What you have to do:
Any picture among the records should be left out, please; retype the rest exactly.

Stored data entries:
====
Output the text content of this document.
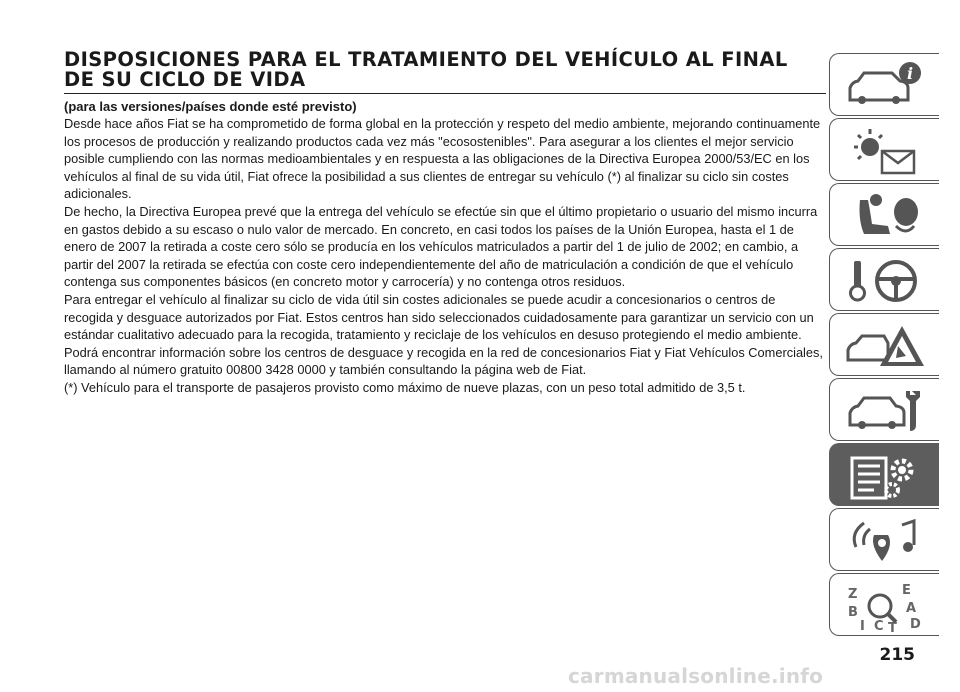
DISPOSICIONES PARA EL TRATAMIENTO DEL VEHÍCULO AL FINAL
DE SU CICLO DE VIDA

(para las versiones/países donde esté previsto)

Desde hace años Fiat se ha comprometido de forma global en la protección y respeto del medio ambiente, mejorando continuamente los procesos de producción y realizando productos cada vez más "ecosostenibles". Para asegurar a los clientes el mejor servicio posible cumpliendo con las normas medioambientales y en respuesta a las obligaciones de la Directiva Europea 2000/53/EC en los vehículos al final de su vida útil, Fiat ofrece la posibilidad a sus clientes de entregar su vehículo (*) al finalizar su ciclo sin costes adicionales.

De hecho, la Directiva Europea prevé que la entrega del vehículo se efectúe sin que el último propietario o usuario del mismo incurra en gastos debido a su escaso o nulo valor de mercado. En concreto, en casi todos los países de la Unión Europea, hasta el 1 de enero de 2007 la retirada a coste cero sólo se producía en los vehículos matriculados a partir del 1 de julio de 2002; en cambio, a partir del 2007 la retirada se efectúa con coste cero independientemente del año de matriculación a condición de que el vehículo contenga sus componentes básicos (en concreto motor y carrocería) y no contenga otros residuos.

Para entregar el vehículo al finalizar su ciclo de vida útil sin costes adicionales se puede acudir a concesionarios o centros de recogida y desguace autorizados por Fiat. Estos centros han sido seleccionados cuidadosamente para garantizar un servicio con un estándar cualitativo adecuado para la recogida, tratamiento y reciclaje de los vehículos en desuso protegiendo el medio ambiente.

Podrá encontrar información sobre los centros de desguace y recogida en la red de concesionarios Fiat y Fiat Vehículos Comerciales, llamando al número gratuito 00800 3428 0000 y también consultando la página web de Fiat.

(*) Vehículo para el transporte de pasajeros provisto como máximo de nueve plazas, con un peso total admitido de 3,5 t.

i
Z	E
B	A
I C T D
215
carmanualsonline.info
====
Expected output:
Output the text content of this document.
DISPOSICIONES PARA EL TRATAMIENTO DEL VEHÍCULO AL FINAL
DE SU CICLO DE VIDA

(para las versiones/países donde esté previsto)

Desde hace años Fiat se ha comprometido de forma global en la protección y respeto del medio ambiente, mejorando continuamente los procesos de producción y realizando productos cada vez más "ecosostenibles". Para asegurar a los clientes el mejor servicio posible cumpliendo con las normas medioambientales y en respuesta a las obligaciones de la Directiva Europea 2000/53/EC en los vehículos al final de su vida útil, Fiat ofrece la posibilidad a sus clientes de entregar su vehículo (*) al finalizar su ciclo sin costes adicionales.

De hecho, la Directiva Europea prevé que la entrega del vehículo se efectúe sin que el último propietario o usuario del mismo incurra en gastos debido a su escaso o nulo valor de mercado. En concreto, en casi todos los países de la Unión Europea, hasta el 1 de enero de 2007 la retirada a coste cero sólo se producía en los vehículos matriculados a partir del 1 de julio de 2002; en cambio, a partir del 2007 la retirada se efectúa con coste cero independientemente del año de matriculación a condición de que el vehículo contenga sus componentes básicos (en concreto motor y carrocería) y no contenga otros residuos.

Para entregar el vehículo al finalizar su ciclo de vida útil sin costes adicionales se puede acudir a concesionarios o centros de recogida y desguace autorizados por Fiat. Estos centros han sido seleccionados cuidadosamente para garantizar un servicio con un estándar cualitativo adecuado para la recogida, tratamiento y reciclaje de los vehículos en desuso protegiendo el medio ambiente.

Podrá encontrar información sobre los centros de desguace y recogida en la red de concesionarios Fiat y Fiat Vehículos Comerciales, llamando al número gratuito 00800 3428 0000 y también consultando la página web de Fiat.

(*) Vehículo para el transporte de pasajeros provisto como máximo de nueve plazas, con un peso total admitido de 3,5 t.

i
Z	E
B	A
I C T D
215
carmanualsonline.info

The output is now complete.